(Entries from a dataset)
====

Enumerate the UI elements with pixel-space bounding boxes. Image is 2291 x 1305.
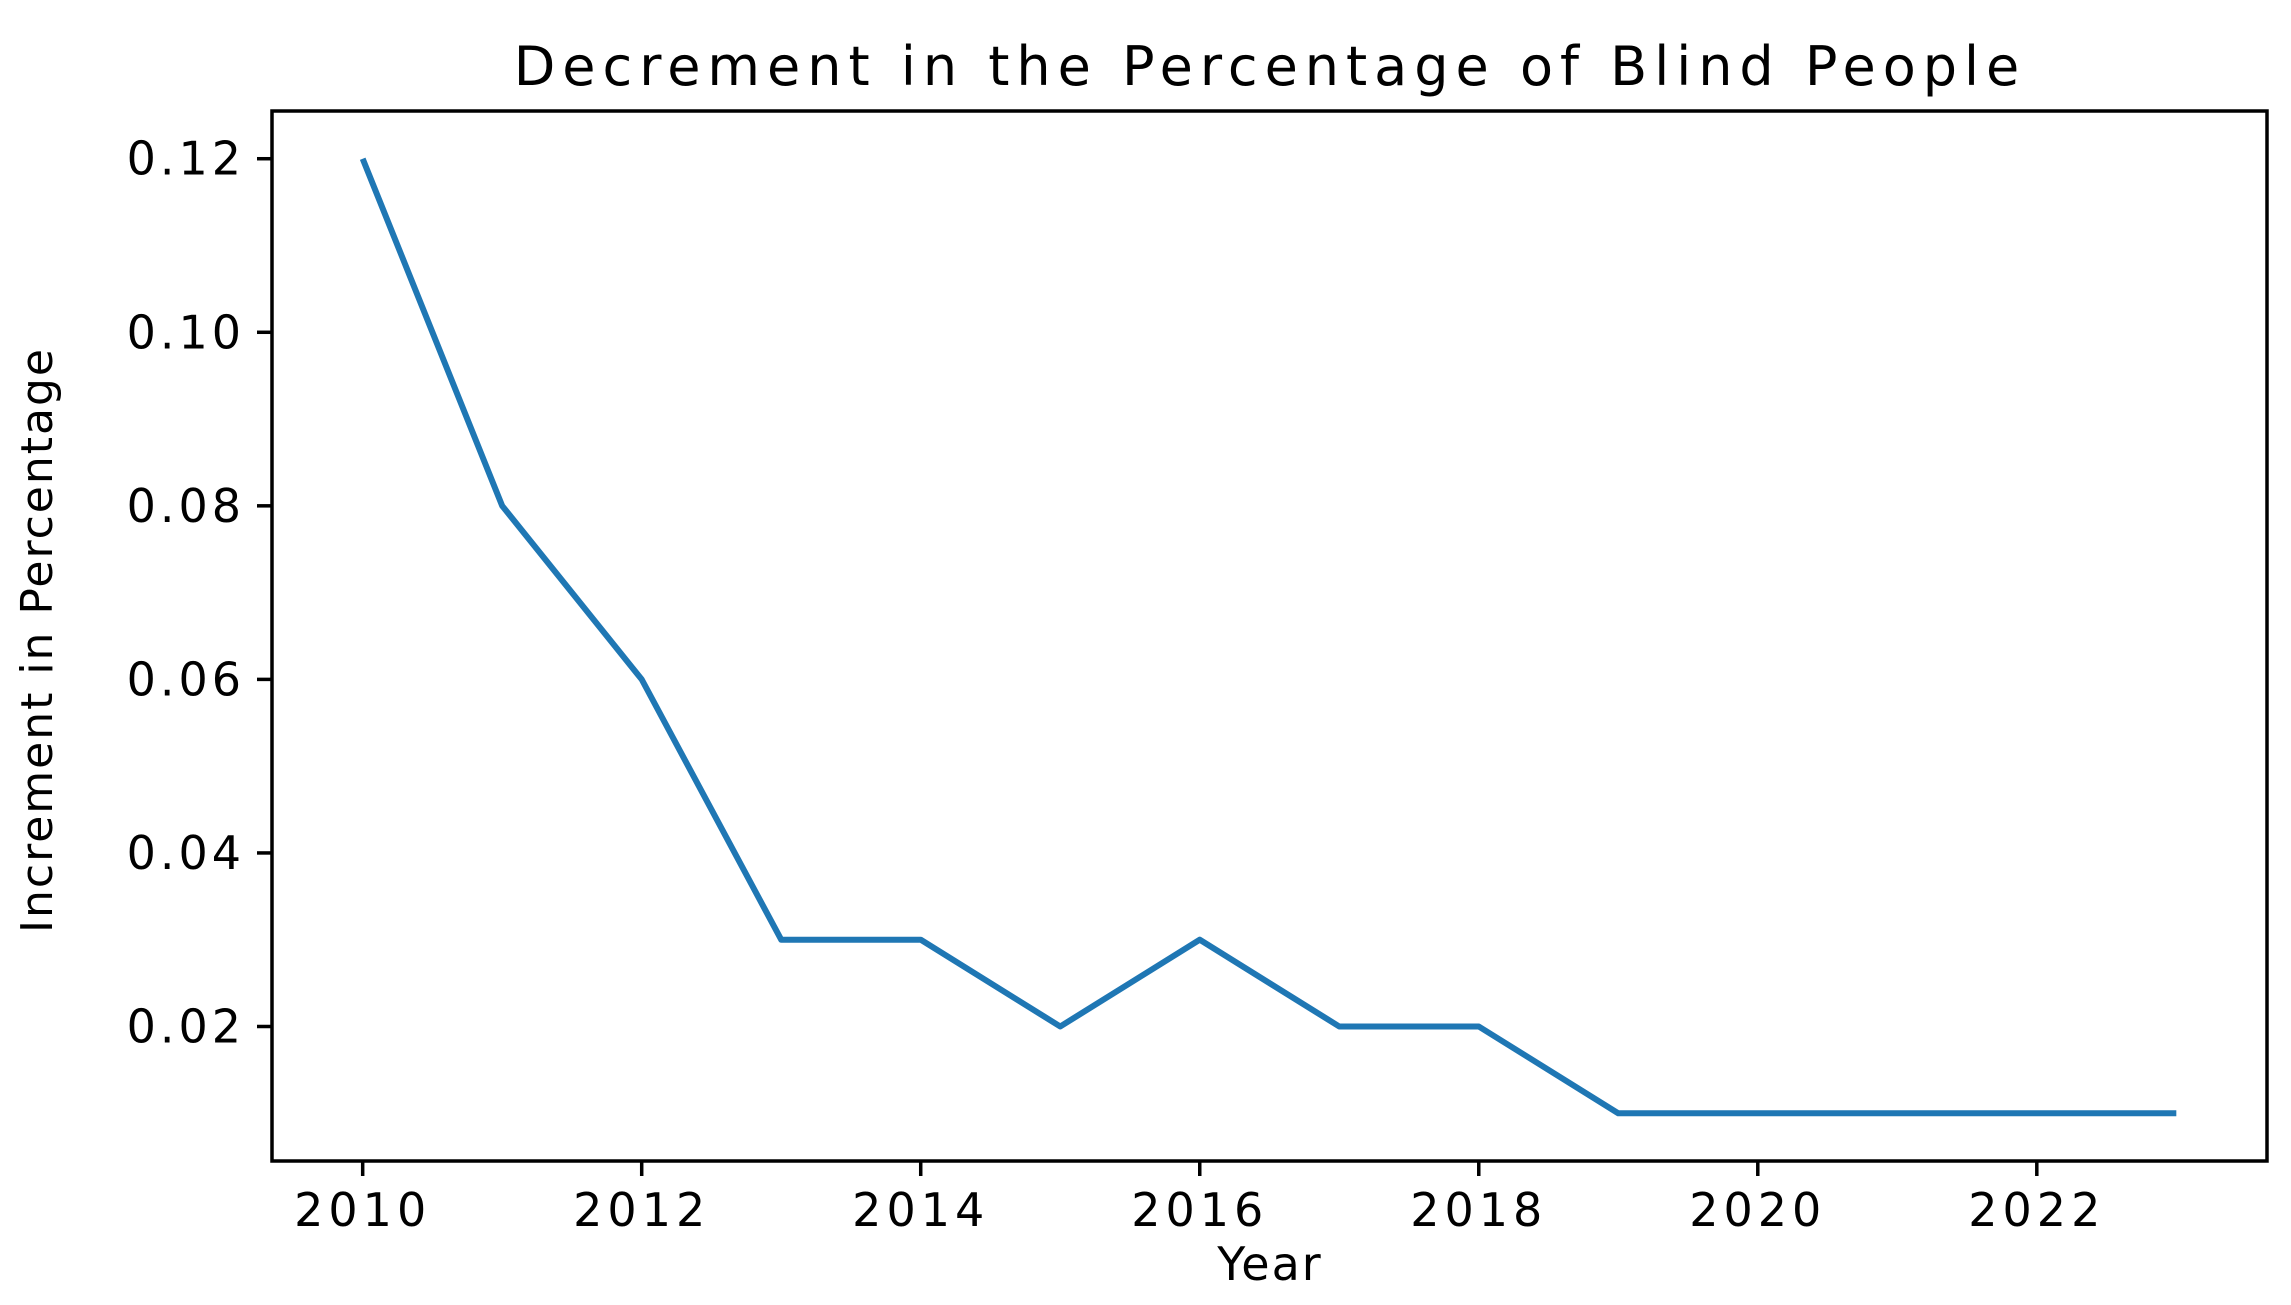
y-axis-label: Increment in Percentage <box>12 347 63 933</box>
y-tick-label: 0.04 <box>127 826 245 880</box>
y-tick-label: 0.02 <box>127 999 245 1053</box>
x-tick-label: 2012 <box>573 1183 710 1237</box>
data-line <box>359 157 2177 1117</box>
x-tick-label: 2010 <box>294 1183 431 1237</box>
x-tick-label: 2022 <box>1968 1183 2105 1237</box>
y-tick-label: 0.06 <box>127 652 245 706</box>
x-tick-label: 2020 <box>1689 1183 1826 1237</box>
x-axis-label: Year <box>1216 1237 1322 1291</box>
y-tick-label: 0.10 <box>127 305 245 359</box>
x-tick-label: 2018 <box>1410 1183 1547 1237</box>
y-tick-label: 0.12 <box>127 132 245 186</box>
x-tick-label: 2016 <box>1131 1183 1268 1237</box>
chart-title: Decrement in the Percentage of Blind Peo… <box>514 35 2027 98</box>
axes-frame <box>270 109 2269 1163</box>
x-tick-label: 2014 <box>852 1183 989 1237</box>
y-tick-label: 0.08 <box>127 479 245 533</box>
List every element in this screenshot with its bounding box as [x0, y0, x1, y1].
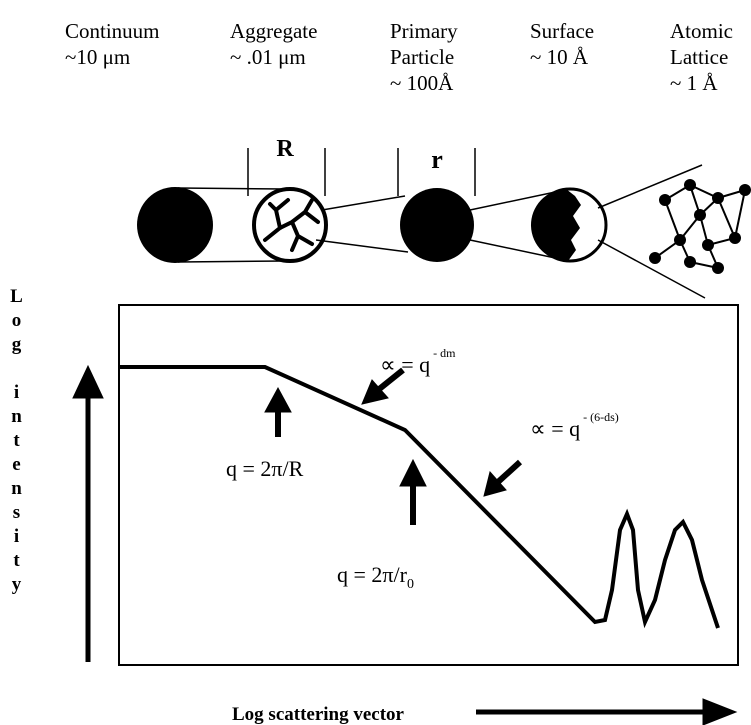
lattice	[649, 179, 751, 274]
connector	[178, 188, 285, 189]
connector	[322, 196, 405, 210]
connector	[178, 261, 285, 262]
scattering-curve	[120, 367, 718, 628]
size-label: r	[431, 145, 443, 174]
surface-fill	[531, 189, 581, 261]
connector	[598, 240, 705, 298]
q-marker: q = 2π/r0	[337, 562, 414, 592]
power-law: ∝ = q- (6-ds)	[530, 410, 619, 441]
scale-labels: Continuum~10 μm Aggregate~ .01 μm PrimaryP…	[65, 19, 733, 95]
scale-label: ~ 100Å	[390, 71, 454, 95]
scale-label: Surface	[530, 19, 594, 43]
scale-label: Primary	[390, 19, 458, 43]
scale-label: Particle	[390, 45, 454, 69]
scale-label: Lattice	[670, 45, 728, 69]
power-law: ∝ = q- dm	[380, 346, 456, 377]
scale-label: ~ 1 Å	[670, 71, 718, 95]
diagram: Continuum~10 μm Aggregate~ .01 μm PrimaryP…	[0, 0, 751, 725]
arrows	[73, 366, 736, 725]
scale-label: Atomic	[670, 19, 733, 43]
size-label: R	[276, 136, 294, 162]
scale-label: Aggregate	[230, 19, 317, 43]
scale-label: ~ .01 μm	[230, 45, 306, 69]
particle-circle	[400, 188, 474, 262]
canvas: Continuum~10 μm Aggregate~ .01 μm PrimaryP…	[0, 0, 751, 725]
y-axis-label: Log intensity	[6, 286, 26, 598]
continuum-circle	[137, 187, 213, 263]
x-axis-label: Log scattering vector	[232, 704, 405, 725]
scale-label: ~ 10 Å	[530, 45, 589, 69]
q-marker: q = 2π/R	[226, 456, 304, 481]
scale-label: ~10 μm	[65, 45, 130, 69]
connector	[316, 240, 408, 252]
scale-label: Continuum	[65, 19, 160, 43]
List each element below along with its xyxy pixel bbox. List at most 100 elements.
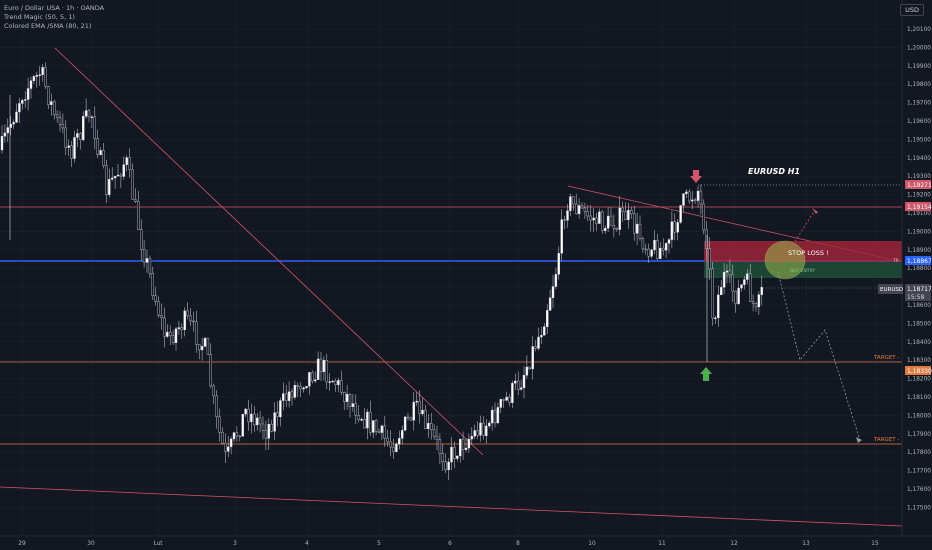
candle-body [537,336,540,349]
candle-body [99,150,102,155]
candle-body [21,100,24,104]
candle-body [473,430,476,437]
candle-body [421,409,424,415]
candle-body [142,249,146,263]
candle-body [61,124,65,129]
buy-entry-label: BUY ENTRY [790,268,815,274]
candle-body [427,423,430,430]
candle-body [751,301,755,304]
y-tick-label: 1,18300 [907,358,931,364]
candle-body [459,438,462,457]
candle-body [73,137,76,159]
candle-body [554,274,558,287]
candle-body [583,207,587,212]
long-bottom-trendline [0,486,903,527]
candle-body [754,303,758,308]
candle-body [212,385,215,397]
red-level-tag: 1,19154 [907,204,932,211]
candle-body [372,420,375,433]
candle-body [525,366,529,376]
y-tick-label: 1,18200 [907,377,931,383]
candle-body [293,385,297,398]
candle-body [256,417,259,426]
candle-body [444,461,447,471]
candle-body [226,446,230,452]
annotation-texts: EURUSD H1 STOP LOSS ! BUY ENTRY TP TARGE… [748,167,905,443]
y-tick-label: 1,18800 [907,266,931,272]
y-tick-label: 1,20000 [907,45,931,51]
projection-down-arrow [856,437,862,443]
candle-body [229,438,233,448]
candle-body [461,438,465,450]
indicator-legend-1[interactable]: Trend Magic (50, 5, 1) [4,13,75,21]
candle-body [122,164,126,177]
candle-body [401,430,404,439]
candle-body [566,210,569,221]
candle-body [224,443,227,452]
time-axis[interactable]: 29 30 Lut 3 4 5 6 8 10 11 12 13 15 [0,535,932,550]
candle-body [424,409,427,430]
candle-body [105,165,108,195]
candle-body [47,86,50,105]
candle-body [241,413,244,437]
candle-body [102,150,105,166]
candle-body [499,399,502,408]
candle-body [258,417,262,425]
orange-level-tag: 1,18330 [907,368,932,375]
candle-body [366,411,369,429]
candle-body [627,209,630,221]
candle-body [90,116,94,119]
red-level-tag-bg [905,202,931,211]
candle-body [325,360,328,383]
y-tick-label: 1,17800 [907,450,931,456]
candle-body [209,354,213,387]
candle-body [476,430,479,436]
top-line-tag-bg [905,180,931,189]
candle-body [50,101,53,105]
chart-title: EURUSD H1 [748,167,800,176]
indicator-legend-2[interactable]: Colored EMA /SMA (80, 21) [4,22,92,30]
candle-body [168,331,172,336]
candle-body [276,412,279,418]
candle-body [389,441,392,448]
candle-body [659,247,662,259]
stop-loss-label: STOP LOSS ! [788,249,829,257]
candle-body [595,217,598,224]
y-tick-label: 1,18500 [907,321,931,327]
candle-body [540,335,543,338]
candle-body [264,430,268,439]
candle-body [131,169,134,200]
candle-body [174,328,178,343]
y-tick-label: 1,17900 [907,432,931,438]
candle-body [316,358,320,380]
y-tick-label: 1,20100 [907,27,931,33]
candle-body [441,453,444,462]
candle-body [577,205,581,215]
candle-body [708,248,711,270]
candle-body [650,249,653,257]
candle-body [357,415,360,421]
candle-body [328,381,331,383]
candle-body [250,413,253,423]
candle-body [575,203,578,215]
candle-body [432,429,436,437]
candle-body [285,393,288,401]
current-price-tag-bg [905,284,931,301]
candle-body [299,386,302,390]
currency-button[interactable]: USD [900,4,924,16]
x-tick-labels: 29 30 Lut 3 4 5 6 8 10 11 12 13 15 [18,541,879,547]
candle-body [197,344,201,351]
candle-body [682,193,685,206]
candle-body [589,215,592,221]
candle-body [470,436,473,440]
down-arrow-marker [690,170,702,183]
symbol-legend[interactable]: Euro / Dollar USA · 1h · OANDA [4,4,105,12]
price-axis[interactable]: 1,20100 1,20000 1,19900 1,19800 1,19700 1,196… [901,0,932,536]
candle-body [343,392,346,402]
candle-body [638,223,642,239]
candle-body [383,425,386,439]
x-tick-label: 30 [87,541,95,547]
candle-body [192,320,195,323]
candle-body [134,199,137,202]
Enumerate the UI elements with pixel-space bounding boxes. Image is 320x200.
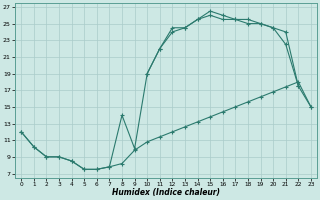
X-axis label: Humidex (Indice chaleur): Humidex (Indice chaleur) bbox=[112, 188, 220, 197]
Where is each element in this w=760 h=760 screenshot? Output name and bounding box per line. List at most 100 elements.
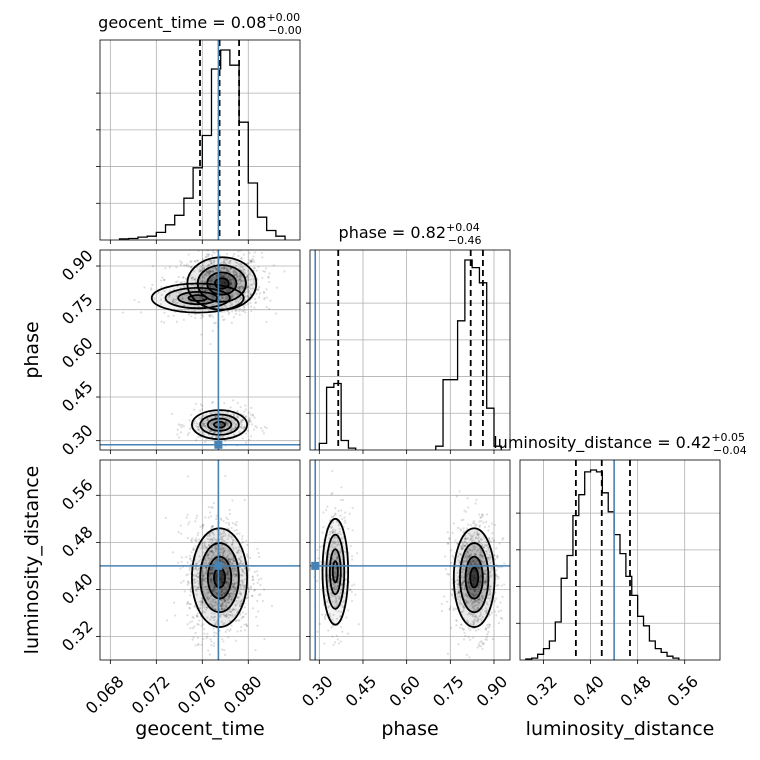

====

> [Task to carry out]
Write out all of the material again, changing every "candle-body" to "candle-rect" and keeping everything else the same. Do not include the pictures.

> [Final result]
Enumerate the UI elements with pixel-space bounding boxes. Image is 2291 x 1305.
y-axis-label: Increment in Percentage <box>12 347 63 933</box>
y-tick-label: 0.04 <box>127 826 245 880</box>
y-tick-label: 0.02 <box>127 999 245 1053</box>
x-tick-label: 2012 <box>573 1183 710 1237</box>
data-line <box>359 157 2177 1117</box>
x-tick-label: 2010 <box>294 1183 431 1237</box>
x-tick-label: 2022 <box>1968 1183 2105 1237</box>
y-tick-label: 0.06 <box>127 652 245 706</box>
x-tick-label: 2020 <box>1689 1183 1826 1237</box>
x-axis-label: Year <box>1216 1237 1322 1291</box>
y-tick-label: 0.10 <box>127 305 245 359</box>
x-tick-label: 2018 <box>1410 1183 1547 1237</box>
y-tick-label: 0.12 <box>127 132 245 186</box>
x-tick-label: 2016 <box>1131 1183 1268 1237</box>
chart-title: Decrement in the Percentage of Blind Peo… <box>514 35 2027 98</box>
axes-frame <box>270 109 2269 1163</box>
x-tick-label: 2014 <box>852 1183 989 1237</box>
y-tick-label: 0.08 <box>127 479 245 533</box>
List every element in this screenshot with its bounding box as [x0, y0, x1, y1].
lattice	[649, 179, 751, 274]
connector	[178, 188, 285, 189]
connector	[322, 196, 405, 210]
connector	[178, 261, 285, 262]
scattering-curve	[120, 367, 718, 628]
size-label: r	[431, 145, 443, 174]
surface-fill	[531, 189, 581, 261]
connector	[598, 240, 705, 298]
q-marker: q = 2π/r0	[337, 562, 414, 592]
power-law: ∝ = q- (6-ds)	[530, 410, 619, 441]
scale-labels: Continuum~10 μm Aggregate~ .01 μm PrimaryP…	[65, 19, 733, 95]
scale-label: ~ 100Å	[390, 71, 454, 95]
scale-label: Surface	[530, 19, 594, 43]
scale-label: Primary	[390, 19, 458, 43]
scale-label: Particle	[390, 45, 454, 69]
scale-label: Lattice	[670, 45, 728, 69]
power-law: ∝ = q- dm	[380, 346, 456, 377]
scale-label: ~ 1 Å	[670, 71, 718, 95]
diagram: Continuum~10 μm Aggregate~ .01 μm PrimaryP…	[0, 0, 751, 725]
arrows	[73, 366, 736, 725]
scale-label: Atomic	[670, 19, 733, 43]
size-label: R	[276, 136, 294, 162]
scale-label: Aggregate	[230, 19, 317, 43]
scale-label: ~ .01 μm	[230, 45, 306, 69]
particle-circle	[400, 188, 474, 262]
canvas: Continuum~10 μm Aggregate~ .01 μm PrimaryP…	[0, 0, 751, 725]
y-axis-label: Log intensity	[6, 286, 26, 598]
continuum-circle	[137, 187, 213, 263]
x-axis-label: Log scattering vector	[232, 704, 405, 725]
scale-label: ~ 10 Å	[530, 45, 589, 69]
q-marker: q = 2π/R	[226, 456, 304, 481]
scale-label: ~10 μm	[65, 45, 130, 69]
connector	[316, 240, 408, 252]
scale-label: Continuum	[65, 19, 160, 43]
List each element below along with its xyxy pixel bbox. List at most 100 elements.
candle-rect [537,336,540,349]
candle-rect [99,150,102,155]
candle-rect [21,100,24,104]
candle-rect [473,430,476,437]
candle-rect [421,409,424,415]
candle-rect [142,249,146,263]
candle-rect [61,124,65,129]
buy-entry-label: BUY ENTRY [790,268,815,274]
candle-rect [427,423,430,430]
candle-rect [751,301,755,304]
y-tick-label: 1,18300 [907,358,931,364]
candle-rect [459,438,462,457]
candle-rect [73,137,76,159]
candle-rect [554,274,558,287]
candle-rect [583,207,587,212]
long-bottom-trendline [0,486,903,527]
candle-rect [754,303,758,308]
candle-rect [212,385,215,397]
red-level-tag: 1,19154 [907,204,932,211]
candle-rect [372,420,375,433]
candle-rect [525,366,529,376]
y-tick-label: 1,18200 [907,377,931,383]
candle-rect [293,385,297,398]
candle-rect [256,417,259,426]
candle-rect [444,461,447,471]
candle-rect [226,446,230,452]
annotation-texts: EURUSD H1 STOP LOSS ! BUY ENTRY TP TARGE… [748,167,905,443]
y-tick-label: 1,18800 [907,266,931,272]
y-tick-label: 1,20000 [907,45,931,51]
projection-down-arrow [856,437,862,443]
candle-rect [229,438,233,448]
candle-rect [461,438,465,450]
indicator-legend-1[interactable]: Trend Magic (50, 5, 1) [4,13,75,21]
candle-rect [122,164,126,177]
candle-rect [401,430,404,439]
candle-rect [566,210,569,221]
candle-rect [224,443,227,452]
time-axis[interactable]: 29 30 Lut 3 4 5 6 8 10 11 12 13 15 [0,535,932,550]
candle-rect [424,409,427,430]
candle-rect [105,165,108,195]
candle-rect [47,86,50,105]
candle-rect [241,413,244,437]
candle-rect [102,150,105,166]
candle-rect [499,399,502,408]
candle-rect [258,417,262,425]
orange-level-tag: 1,18330 [907,368,932,375]
candle-rect [366,411,369,429]
candle-rect [627,209,630,221]
candle-rect [90,116,94,119]
red-level-tag-bg [905,202,931,211]
candle-rect [325,360,328,383]
y-tick-label: 1,17800 [907,450,931,456]
candle-rect [209,354,213,387]
candle-rect [476,430,479,436]
top-line-tag-bg [905,180,931,189]
candle-rect [50,101,53,105]
chart-title: EURUSD H1 [748,167,800,176]
indicator-legend-2[interactable]: Colored EMA /SMA (80, 21) [4,22,92,30]
candle-rect [168,331,172,336]
candle-rect [276,412,279,418]
candle-rect [389,441,392,448]
candle-rect [659,247,662,259]
stop-loss-label: STOP LOSS ! [788,249,829,257]
candle-rect [595,217,598,224]
y-tick-label: 1,18500 [907,321,931,327]
candle-rect [540,335,543,338]
candle-rect [264,430,268,439]
candle-rect [131,169,134,200]
candle-rect [174,328,178,343]
y-tick-label: 1,17900 [907,432,931,438]
candle-rect [316,358,320,380]
y-tick-label: 1,20100 [907,27,931,33]
candle-rect [441,453,444,462]
candle-rect [577,205,581,215]
candle-rect [708,248,711,270]
candle-rect [650,249,653,257]
candle-rect [357,415,360,421]
candle-rect [328,381,331,383]
candle-rect [250,413,253,423]
candle-rect [575,203,578,215]
candle-rect [432,429,436,437]
candle-rect [285,393,288,401]
current-price-tag-bg [905,284,931,301]
candle-rect [299,386,302,390]
currency-button[interactable]: USD [900,4,924,16]
x-tick-labels: 29 30 Lut 3 4 5 6 8 10 11 12 13 15 [18,541,879,547]
candle-rect [197,344,201,351]
candle-rect [682,193,685,206]
candle-rect [589,215,592,221]
candle-rect [470,436,473,440]
down-arrow-marker [690,170,702,183]
symbol-legend[interactable]: Euro / Dollar USA · 1h · OANDA [4,4,105,12]
price-axis[interactable]: 1,20100 1,20000 1,19900 1,19800 1,19700 1,196… [901,0,932,536]
candle-rect [343,392,346,402]
candle-rect [638,223,642,239]
candle-rect [383,425,386,439]
x-tick-label: 30 [87,541,95,547]
candle-rect [192,320,195,323]
candle-rect [134,199,137,202]
Enumerate the UI elements with pixel-space bounding boxes. Image is 320x200.
X-axis label: Humidex (Indice chaleur): Humidex (Indice chaleur) bbox=[112, 188, 220, 197]
Where is each element in this w=760 h=760 screenshot? Output name and bounding box per line. List at most 100 elements.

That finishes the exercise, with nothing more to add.